*INSTRUCTION*
Output the material beneath exactly, leaving nothing out.

*Dataset items*
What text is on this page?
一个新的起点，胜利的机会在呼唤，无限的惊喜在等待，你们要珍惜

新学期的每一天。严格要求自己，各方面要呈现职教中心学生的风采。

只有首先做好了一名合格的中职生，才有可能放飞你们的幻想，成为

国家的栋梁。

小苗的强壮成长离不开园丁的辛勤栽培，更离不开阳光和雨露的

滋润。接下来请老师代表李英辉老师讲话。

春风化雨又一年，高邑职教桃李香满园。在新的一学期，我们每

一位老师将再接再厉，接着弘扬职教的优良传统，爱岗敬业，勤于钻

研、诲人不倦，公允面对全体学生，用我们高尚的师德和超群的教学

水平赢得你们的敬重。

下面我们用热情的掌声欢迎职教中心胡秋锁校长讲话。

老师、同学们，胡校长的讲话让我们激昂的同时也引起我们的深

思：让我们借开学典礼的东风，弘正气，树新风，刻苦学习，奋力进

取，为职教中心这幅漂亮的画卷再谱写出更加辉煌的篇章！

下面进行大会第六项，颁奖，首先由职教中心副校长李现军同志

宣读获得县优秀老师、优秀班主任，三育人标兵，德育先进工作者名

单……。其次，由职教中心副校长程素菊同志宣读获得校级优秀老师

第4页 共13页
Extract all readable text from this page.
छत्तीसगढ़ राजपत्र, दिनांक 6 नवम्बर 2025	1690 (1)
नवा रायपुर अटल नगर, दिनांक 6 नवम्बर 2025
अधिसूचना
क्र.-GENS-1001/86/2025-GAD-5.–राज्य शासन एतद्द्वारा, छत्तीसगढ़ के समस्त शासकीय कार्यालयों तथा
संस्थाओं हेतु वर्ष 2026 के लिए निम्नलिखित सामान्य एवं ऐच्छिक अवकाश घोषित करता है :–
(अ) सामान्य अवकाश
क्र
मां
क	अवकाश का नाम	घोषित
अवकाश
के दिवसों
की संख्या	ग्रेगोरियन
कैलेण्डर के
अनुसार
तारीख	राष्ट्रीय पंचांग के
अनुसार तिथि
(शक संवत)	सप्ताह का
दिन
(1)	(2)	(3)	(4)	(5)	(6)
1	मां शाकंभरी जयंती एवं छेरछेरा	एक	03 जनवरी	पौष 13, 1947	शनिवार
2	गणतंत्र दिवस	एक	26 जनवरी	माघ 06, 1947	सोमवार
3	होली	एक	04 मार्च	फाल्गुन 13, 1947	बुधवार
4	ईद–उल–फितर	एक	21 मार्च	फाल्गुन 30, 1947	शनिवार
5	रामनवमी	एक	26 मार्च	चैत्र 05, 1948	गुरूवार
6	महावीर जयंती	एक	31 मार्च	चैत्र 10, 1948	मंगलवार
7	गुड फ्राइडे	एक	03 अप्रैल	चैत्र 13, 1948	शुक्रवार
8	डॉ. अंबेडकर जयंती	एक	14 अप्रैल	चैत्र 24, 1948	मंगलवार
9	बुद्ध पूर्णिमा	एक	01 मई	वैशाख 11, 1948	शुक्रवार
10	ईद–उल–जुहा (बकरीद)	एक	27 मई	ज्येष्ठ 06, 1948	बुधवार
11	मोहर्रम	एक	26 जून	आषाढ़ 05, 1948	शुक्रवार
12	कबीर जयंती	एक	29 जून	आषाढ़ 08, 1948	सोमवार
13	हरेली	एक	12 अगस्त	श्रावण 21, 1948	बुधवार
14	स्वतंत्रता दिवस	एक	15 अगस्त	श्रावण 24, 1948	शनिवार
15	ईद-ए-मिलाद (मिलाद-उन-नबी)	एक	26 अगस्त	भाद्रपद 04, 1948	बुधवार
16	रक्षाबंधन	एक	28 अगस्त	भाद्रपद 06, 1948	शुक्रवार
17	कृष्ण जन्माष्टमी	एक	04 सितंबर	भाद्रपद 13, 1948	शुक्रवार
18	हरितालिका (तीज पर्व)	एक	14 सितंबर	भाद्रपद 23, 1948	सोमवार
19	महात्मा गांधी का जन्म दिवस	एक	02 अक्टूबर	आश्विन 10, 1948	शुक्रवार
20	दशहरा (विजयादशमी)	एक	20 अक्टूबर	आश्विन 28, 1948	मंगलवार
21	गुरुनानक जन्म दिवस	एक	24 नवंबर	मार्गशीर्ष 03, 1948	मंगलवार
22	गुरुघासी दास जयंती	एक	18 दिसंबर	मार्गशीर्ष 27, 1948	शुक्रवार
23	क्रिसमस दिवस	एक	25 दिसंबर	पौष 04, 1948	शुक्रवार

*ANSWER FOR THIS EXERCISE*
What text is on this page?
一个新的起点，胜利的机会在呼唤，无限的惊喜在等待，你们要珍惜

新学期的每一天。严格要求自己，各方面要呈现职教中心学生的风采。

只有首先做好了一名合格的中职生，才有可能放飞你们的幻想，成为

国家的栋梁。

小苗的强壮成长离不开园丁的辛勤栽培，更离不开阳光和雨露的

滋润。接下来请老师代表李英辉老师讲话。

春风化雨又一年，高邑职教桃李香满园。在新的一学期，我们每

一位老师将再接再厉，接着弘扬职教的优良传统，爱岗敬业，勤于钻

研、诲人不倦，公允面对全体学生，用我们高尚的师德和超群的教学

水平赢得你们的敬重。

下面我们用热情的掌声欢迎职教中心胡秋锁校长讲话。

老师、同学们，胡校长的讲话让我们激昂的同时也引起我们的深

思：让我们借开学典礼的东风，弘正气，树新风，刻苦学习，奋力进

取，为职教中心这幅漂亮的画卷再谱写出更加辉煌的篇章！

下面进行大会第六项，颁奖，首先由职教中心副校长李现军同志

宣读获得县优秀老师、优秀班主任，三育人标兵，德育先进工作者名

单……。其次，由职教中心副校长程素菊同志宣读获得校级优秀老师

第4页 共13页
Extract all readable text from this page.
छत्तीसगढ़ राजपत्र, दिनांक 6 नवम्बर 2025	1690 (1)
नवा रायपुर अटल नगर, दिनांक 6 नवम्बर 2025
अधिसूचना
क्र.-GENS-1001/86/2025-GAD-5.–राज्य शासन एतद्द्वारा, छत्तीसगढ़ के समस्त शासकीय कार्यालयों तथा
संस्थाओं हेतु वर्ष 2026 के लिए निम्नलिखित सामान्य एवं ऐच्छिक अवकाश घोषित करता है :–
(अ) सामान्य अवकाश
क्र
मां
क	अवकाश का नाम	घोषित
अवकाश
के दिवसों
की संख्या	ग्रेगोरियन
कैलेण्डर के
अनुसार
तारीख	राष्ट्रीय पंचांग के
अनुसार तिथि
(शक संवत)	सप्ताह का
दिन
(1)	(2)	(3)	(4)	(5)	(6)
1	मां शाकंभरी जयंती एवं छेरछेरा	एक	03 जनवरी	पौष 13, 1947	शनिवार
2	गणतंत्र दिवस	एक	26 जनवरी	माघ 06, 1947	सोमवार
3	होली	एक	04 मार्च	फाल्गुन 13, 1947	बुधवार
4	ईद–उल–फितर	एक	21 मार्च	फाल्गुन 30, 1947	शनिवार
5	रामनवमी	एक	26 मार्च	चैत्र 05, 1948	गुरूवार
6	महावीर जयंती	एक	31 मार्च	चैत्र 10, 1948	मंगलवार
7	गुड फ्राइडे	एक	03 अप्रैल	चैत्र 13, 1948	शुक्रवार
8	डॉ. अंबेडकर जयंती	एक	14 अप्रैल	चैत्र 24, 1948	मंगलवार
9	बुद्ध पूर्णिमा	एक	01 मई	वैशाख 11, 1948	शुक्रवार
10	ईद–उल–जुहा (बकरीद)	एक	27 मई	ज्येष्ठ 06, 1948	बुधवार
11	मोहर्रम	एक	26 जून	आषाढ़ 05, 1948	शुक्रवार
12	कबीर जयंती	एक	29 जून	आषाढ़ 08, 1948	सोमवार
13	हरेली	एक	12 अगस्त	श्रावण 21, 1948	बुधवार
14	स्वतंत्रता दिवस	एक	15 अगस्त	श्रावण 24, 1948	शनिवार
15	ईद-ए-मिलाद (मिलाद-उन-नबी)	एक	26 अगस्त	भाद्रपद 04, 1948	बुधवार
16	रक्षाबंधन	एक	28 अगस्त	भाद्रपद 06, 1948	शुक्रवार
17	कृष्ण जन्माष्टमी	एक	04 सितंबर	भाद्रपद 13, 1948	शुक्रवार
18	हरितालिका (तीज पर्व)	एक	14 सितंबर	भाद्रपद 23, 1948	सोमवार
19	महात्मा गांधी का जन्म दिवस	एक	02 अक्टूबर	आश्विन 10, 1948	शुक्रवार
20	दशहरा (विजयादशमी)	एक	20 अक्टूबर	आश्विन 28, 1948	मंगलवार
21	गुरुनानक जन्म दिवस	एक	24 नवंबर	मार्गशीर्ष 03, 1948	मंगलवार
22	गुरुघासी दास जयंती	एक	18 दिसंबर	मार्गशीर्ष 27, 1948	शुक्रवार
23	क्रिसमस दिवस	एक	25 दिसंबर	पौष 04, 1948	शुक्रवार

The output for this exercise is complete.